**JOB:** Copy every line of the records below that holds the word "medesimo".

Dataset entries
########

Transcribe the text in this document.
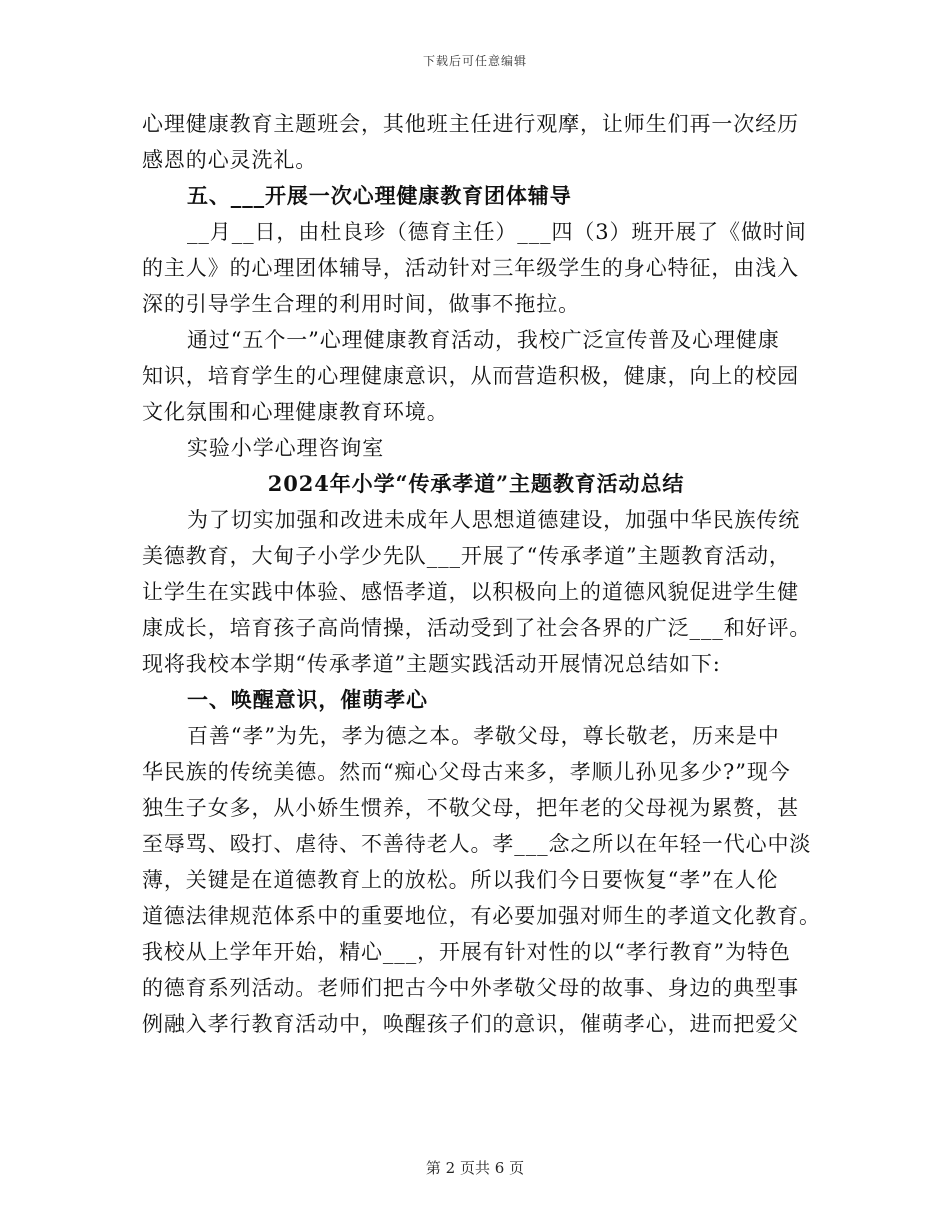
下载后可任意编辑
心理健康教育主题班会，其他班主任进行观摩，让师生们再一次经历
感恩的心灵洗礼。
五、___开展一次心理健康教育团体辅导
__月__日，由杜良珍（德育主任）___四（3）班开展了《做时间
的主人》的心理团体辅导，活动针对三年级学生的身心特征，由浅入
深的引导学生合理的利用时间，做事不拖拉。
通过“五个一”心理健康教育活动，我校广泛宣传普及心理健康
知识，培育学生的心理健康意识，从而营造积极，健康，向上的校园
文化氛围和心理健康教育环境。
实验小学心理咨询室
2024年小学“传承孝道”主题教育活动总结
为了切实加强和改进未成年人思想道德建设，加强中华民族传统
美德教育，大甸子小学少先队___开展了“传承孝道”主题教育活动，
让学生在实践中体验、感悟孝道，以积极向上的道德风貌促进学生健
康成长，培育孩子高尚情操，活动受到了社会各界的广泛___和好评。
现将我校本学期“传承孝道”主题实践活动开展情况总结如下:
一、唤醒意识，催萌孝心
百善“孝”为先，孝为德之本。孝敬父母，尊长敬老，历来是中
华民族的传统美德。然而“痴心父母古来多，孝顺儿孙见多少?”现今
独生子女多，从小娇生惯养，不敬父母，把年老的父母视为累赘，甚
至辱骂、殴打、虐待、不善待老人。孝___念之所以在年轻一代心中淡
薄，关键是在道德教育上的放松。所以我们今日要恢复“孝”在人伦
道德法律规范体系中的重要地位，有必要加强对师生的孝道文化教育。
我校从上学年开始，精心___，开展有针对性的以“孝行教育”为特色
的德育系列活动。老师们把古今中外孝敬父母的故事、身边的典型事
例融入孝行教育活动中，唤醒孩子们的意识，催萌孝心，进而把爱父
第 2 页共 6 页
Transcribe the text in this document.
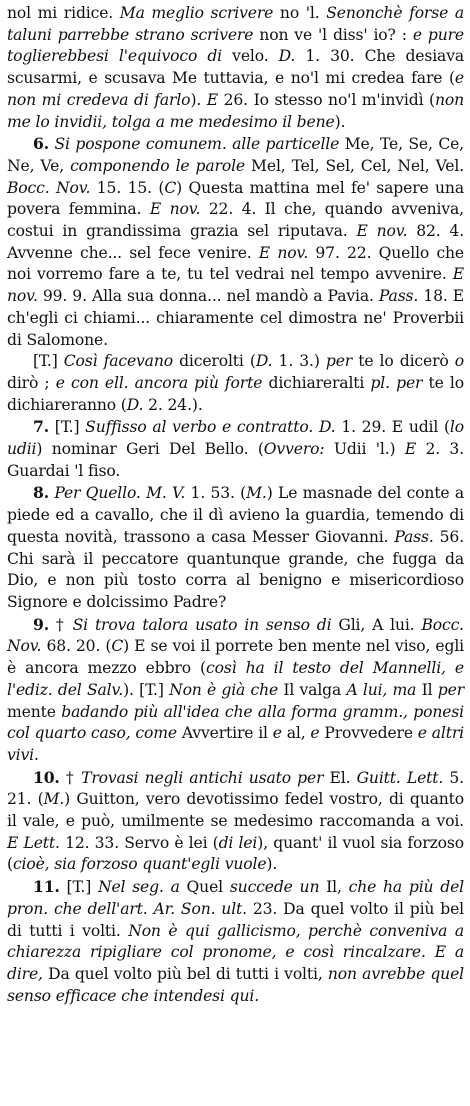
nol mi ridice. Ma meglio scrivere no 'l. Senonchè forse a taluni parrebbe strano scrivere non ve 'l diss' io? : e pure toglierebbesi l'equivoco di velo. D. 1. 30. Che desiava scusarmi, e scusava Me tuttavia, e no'l mi credea fare (e non mi credeva di farlo). E 26. Io stesso no'l m'invidì (non me lo invidii, tolga a me medesimo il bene).

6. Si pospone comunem. alle particelle Me, Te, Se, Ce, Ne, Ve, componendo le parole Mel, Tel, Sel, Cel, Nel, Vel. Bocc. Nov. 15. 15. (C) Questa mattina mel fe' sapere una povera femmina. E nov. 22. 4. Il che, quando avveniva, costui in grandissima grazia sel riputava. E nov. 82. 4. Avvenne che... sel fece venire. E nov. 97. 22. Quello che noi vorremo fare a te, tu tel vedrai nel tempo avvenire. E nov. 99. 9. Alla sua donna... nel mandò a Pavia. Pass. 18. E ch'egli ci chiami... chiaramente cel dimostra ne' Proverbii di Salomone.

[T.] Così facevano dicerolti (D. 1. 3.) per te lo dicerò o dirò ; e con ell. ancora più forte dichiareralti pl. per te lo dichiareranno (D. 2. 24.).

7. [T.] Suffisso al verbo e contratto. D. 1. 29. E udil (lo udii) nominar Geri Del Bello. (Ovvero: Udii 'l.) E 2. 3. Guardai 'l fiso.

8. Per Quello. M. V. 1. 53. (M.) Le masnade del conte a piede ed a cavallo, che il dì avieno la guardia, temendo di questa novità, trassono a casa Messer Giovanni. Pass. 56. Chi sarà il peccatore quantunque grande, che fugga da Dio, e non più tosto corra al benigno e misericordioso Signore e dolcissimo Padre?

9. † Si trova talora usato in senso di Gli, A lui. Bocc. Nov. 68. 20. (C) E se voi il porrete ben mente nel viso, egli è ancora mezzo ebbro (così ha il testo del Mannelli, e l'ediz. del Salv.). [T.] Non è già che Il valga A lui, ma Il per mente badando più all'idea che alla forma gramm., ponesi col quarto caso, come Avvertire il e al, e Provvedere e altri vivi.

10. † Trovasi negli antichi usato per El. Guitt. Lett. 5. 21. (M.) Guitton, vero devotissimo fedel vostro, di quanto il vale, e può, umilmente se medesimo raccomanda a voi. E Lett. 12. 33. Servo è lei (di lei), quant' il vuol sia forzoso (cioè, sia forzoso quant'egli vuole).

11. [T.] Nel seg. a Quel succede un Il, che ha più del pron. che dell'art. Ar. Son. ult. 23. Da quel volto il più bel di tutti i volti. Non è qui gallicismo, perchè conveniva a chiarezza ripigliare col pronome, e così rincalzare. E a dire, Da quel volto più bel di tutti i volti, non avrebbe quel senso efficace che intendesi qui.
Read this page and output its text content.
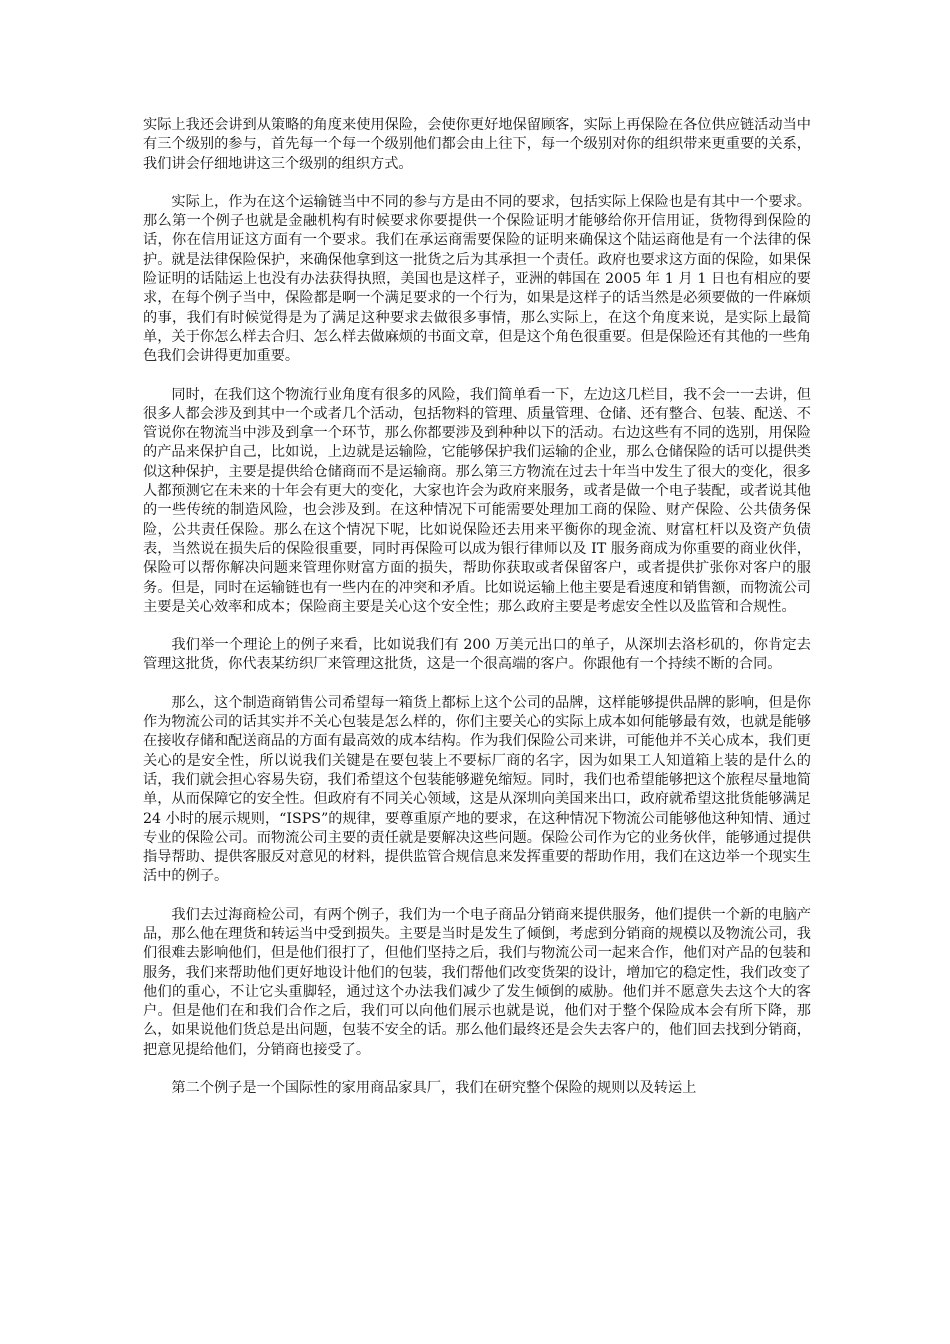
实际上我还会讲到从策略的角度来使用保险，会使你更好地保留顾客，实际上再保险在各位供应链活动当中有三个级别的参与，首先每一个每一个级别他们都会由上往下，每一个级别对你的组织带来更重要的关系，我们讲会仔细地讲这三个级别的组织方式。

实际上，作为在这个运输链当中不同的参与方是由不同的要求，包括实际上保险也是有其中一个要求。那么第一个例子也就是金融机构有时候要求你要提供一个保险证明才能够给你开信用证，货物得到保险的话，你在信用证这方面有一个要求。我们在承运商需要保险的证明来确保这个陆运商他是有一个法律的保护。就是法律保险保护，来确保他拿到这一批货之后为其承担一个责任。政府也要求这方面的保险，如果保险证明的话陆运上也没有办法获得执照，美国也是这样子，亚洲的韩国在 2005 年 1 月 1 日也有相应的要求，在每个例子当中，保险都是啊一个满足要求的一个行为，如果是这样子的话当然是必须要做的一件麻烦的事，我们有时候觉得是为了满足这种要求去做很多事情，那么实际上，在这个角度来说，是实际上最简单，关于你怎么样去合归、怎么样去做麻烦的书面文章，但是这个角色很重要。但是保险还有其他的一些角色我们会讲得更加重要。

同时，在我们这个物流行业角度有很多的风险，我们简单看一下，左边这几栏目，我不会一一去讲，但很多人都会涉及到其中一个或者几个活动，包括物料的管理、质量管理、仓储、还有整合、包装、配送、不管说你在物流当中涉及到拿一个环节，那么你都要涉及到种种以下的活动。右边这些有不同的选别，用保险的产品来保护自己，比如说，上边就是运输险，它能够保护我们运输的企业，那么仓储保险的话可以提供类似这种保护，主要是提供给仓储商而不是运输商。那么第三方物流在过去十年当中发生了很大的变化，很多人都预测它在未来的十年会有更大的变化，大家也许会为政府来服务，或者是做一个电子装配，或者说其他的一些传统的制造风险，也会涉及到。在这种情况下可能需要处理加工商的保险、财产保险、公共债务保险，公共责任保险。那么在这个情况下呢，比如说保险还去用来平衡你的现金流、财富杠杆以及资产负债表，当然说在损失后的保险很重要，同时再保险可以成为银行律师以及 IT 服务商成为你重要的商业伙伴，保险可以帮你解决问题来管理你财富方面的损失，帮助你获取或者保留客户，或者提供扩张你对客户的服务。但是，同时在运输链也有一些内在的冲突和矛盾。比如说运输上他主要是看速度和销售额，而物流公司主要是关心效率和成本；保险商主要是关心这个安全性；那么政府主要是考虑安全性以及监管和合规性。

我们举一个理论上的例子来看，比如说我们有 200 万美元出口的单子，从深圳去洛杉矶的，你肯定去管理这批货，你代表某纺织厂来管理这批货，这是一个很高端的客户。你跟他有一个持续不断的合同。

那么，这个制造商销售公司希望每一箱货上都标上这个公司的品牌，这样能够提供品牌的影响，但是你作为物流公司的话其实并不关心包装是怎么样的，你们主要关心的实际上成本如何能够最有效，也就是能够在接收存储和配送商品的方面有最高效的成本结构。作为我们保险公司来讲，可能他并不关心成本，我们更关心的是安全性，所以说我们关键是在要包装上不要标厂商的名字，因为如果工人知道箱上装的是什么的话，我们就会担心容易失窃，我们希望这个包装能够避免缩短。同时，我们也希望能够把这个旅程尽量地简单，从而保障它的安全性。但政府有不同关心领域，这是从深圳向美国来出口，政府就希望这批货能够满足 24 小时的展示规则，“ISPS”的规律，要尊重原产地的要求，在这种情况下物流公司能够他这种知情、通过专业的保险公司。而物流公司主要的责任就是要解决这些问题。保险公司作为它的业务伙伴，能够通过提供指导帮助、提供客服反对意见的材料，提供监管合规信息来发挥重要的帮助作用，我们在这边举一个现实生活中的例子。

我们去过海商检公司，有两个例子，我们为一个电子商品分销商来提供服务，他们提供一个新的电脑产品，那么他在理货和转运当中受到损失。主要是当时是发生了倾倒，考虑到分销商的规模以及物流公司，我们很难去影响他们，但是他们很打了，但他们坚持之后，我们与物流公司一起来合作，他们对产品的包装和服务，我们来帮助他们更好地设计他们的包装，我们帮他们改变货架的设计，增加它的稳定性，我们改变了他们的重心，不让它头重脚轻，通过这个办法我们减少了发生倾倒的威胁。他们并不愿意失去这个大的客户。但是他们在和我们合作之后，我们可以向他们展示也就是说，他们对于整个保险成本会有所下降，那么，如果说他们货总是出问题，包装不安全的话。那么他们最终还是会失去客户的，他们回去找到分销商，把意见提给他们，分销商也接受了。

第二个例子是一个国际性的家用商品家具厂，我们在研究整个保险的规则以及转运上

########

**TASK ANSWER:**
nol mi ridice. Ma meglio scrivere no 'l. Senonchè forse a taluni parrebbe strano scrivere non ve 'l diss' io? : e pure toglierebbesi l'equivoco di velo. D. 1. 30. Che desiava scusarmi, e scusava Me tuttavia, e no'l mi credea fare (e non mi credeva di farlo). E 26. Io stesso no'l m'invidì (non me lo invidii, tolga a me medesimo il bene).
10. † Trovasi negli antichi usato per El. Guitt. Lett. 5. 21. (M.) Guitton, vero devotissimo fedel vostro, di quanto il vale, e può, umilmente se medesimo raccomanda a voi. E Lett. 12. 33. Servo è lei (di lei), quant' il vuol sia forzoso (cioè, sia forzoso quant'egli vuole).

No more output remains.